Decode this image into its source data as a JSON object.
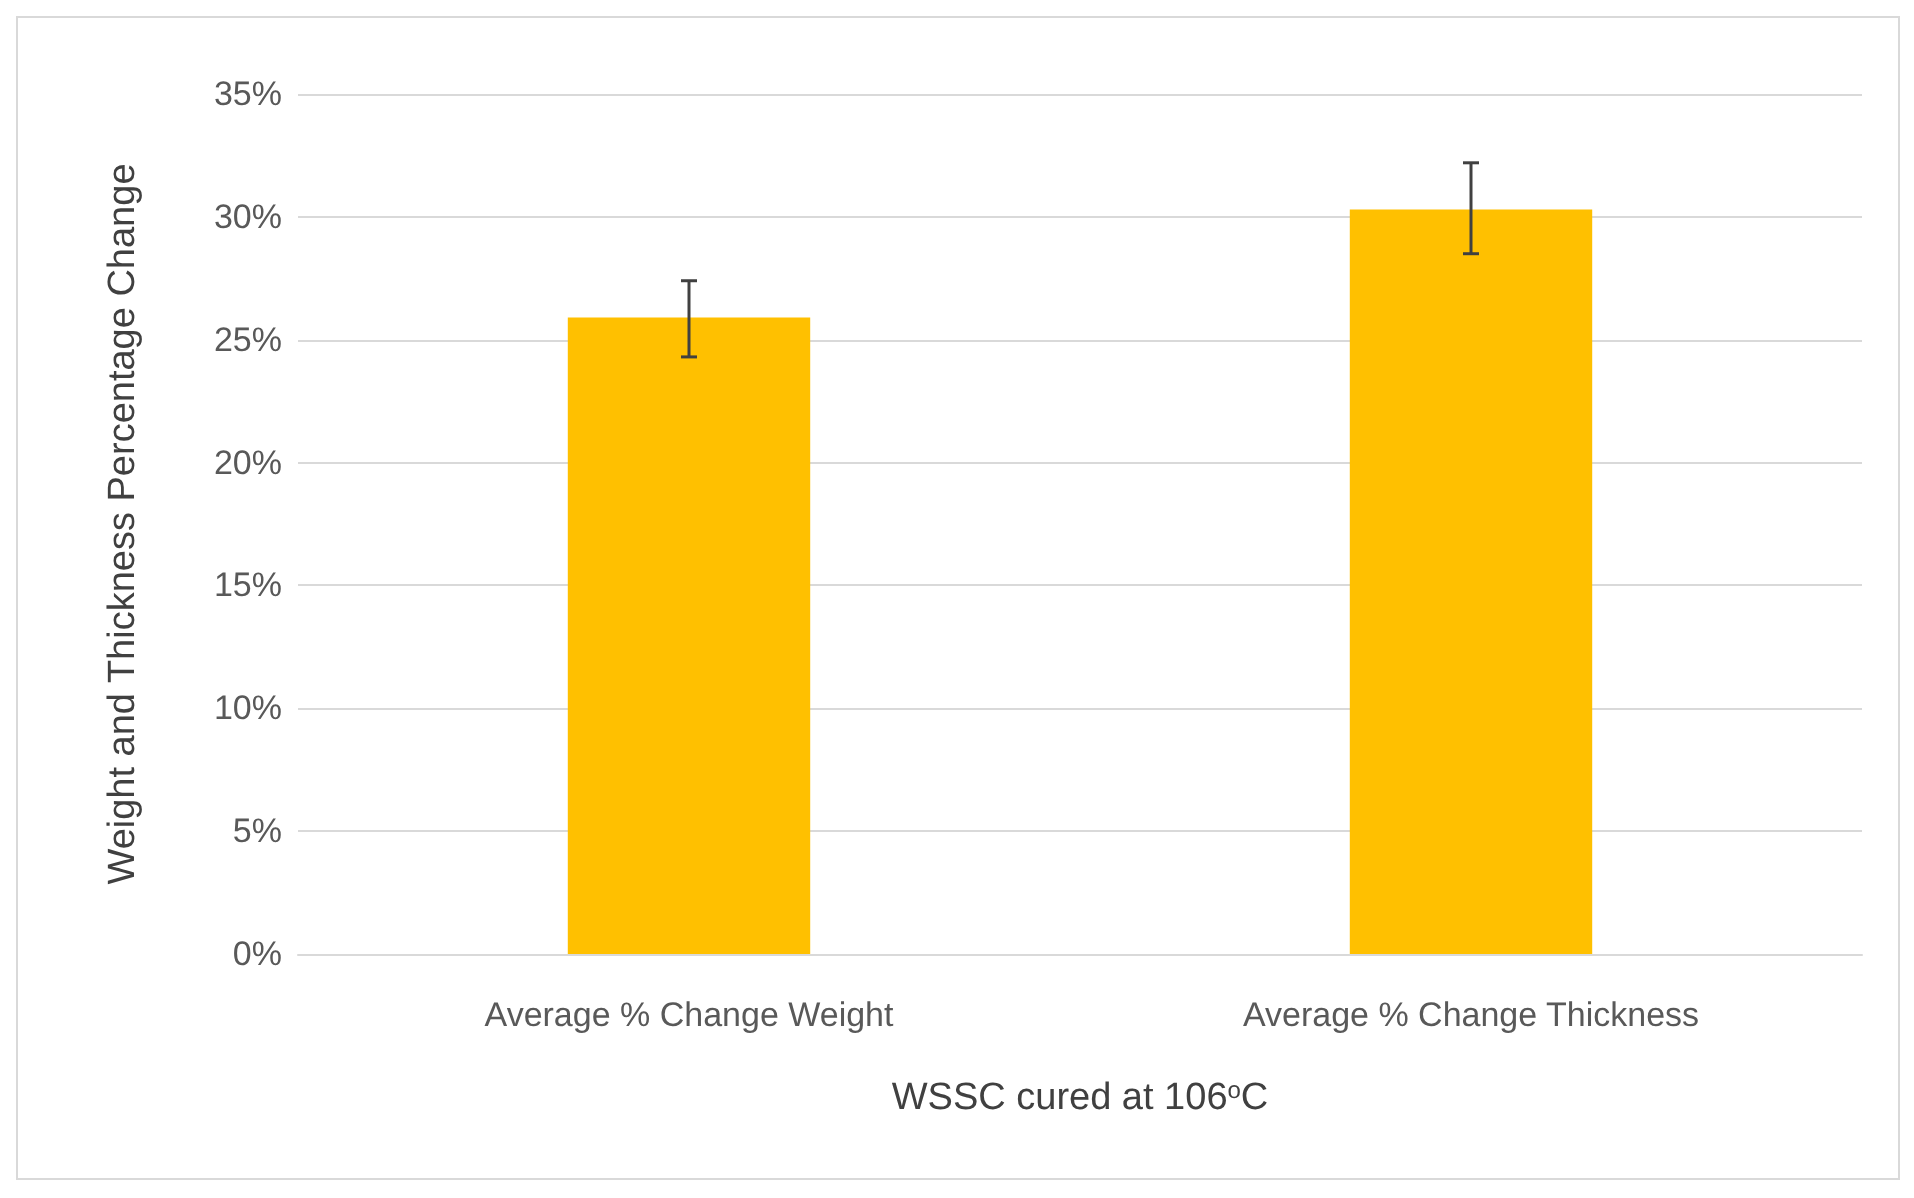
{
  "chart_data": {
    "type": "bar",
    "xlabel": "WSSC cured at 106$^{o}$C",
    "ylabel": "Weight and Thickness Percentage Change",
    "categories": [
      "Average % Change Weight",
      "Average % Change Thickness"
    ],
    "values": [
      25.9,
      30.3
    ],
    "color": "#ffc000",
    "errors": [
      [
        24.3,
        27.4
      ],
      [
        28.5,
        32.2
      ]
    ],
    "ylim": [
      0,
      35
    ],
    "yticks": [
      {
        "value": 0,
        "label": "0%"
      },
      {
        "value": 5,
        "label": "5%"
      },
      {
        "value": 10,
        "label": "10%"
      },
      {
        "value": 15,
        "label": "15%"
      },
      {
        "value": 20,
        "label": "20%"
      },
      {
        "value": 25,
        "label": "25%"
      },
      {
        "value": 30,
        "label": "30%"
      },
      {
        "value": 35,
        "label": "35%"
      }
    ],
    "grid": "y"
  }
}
━━━━━━━━
Identify and list each line with the word "Weight".

    "ylabel": "Weight and Thickness Percentage Change",
      "Average % Change Weight",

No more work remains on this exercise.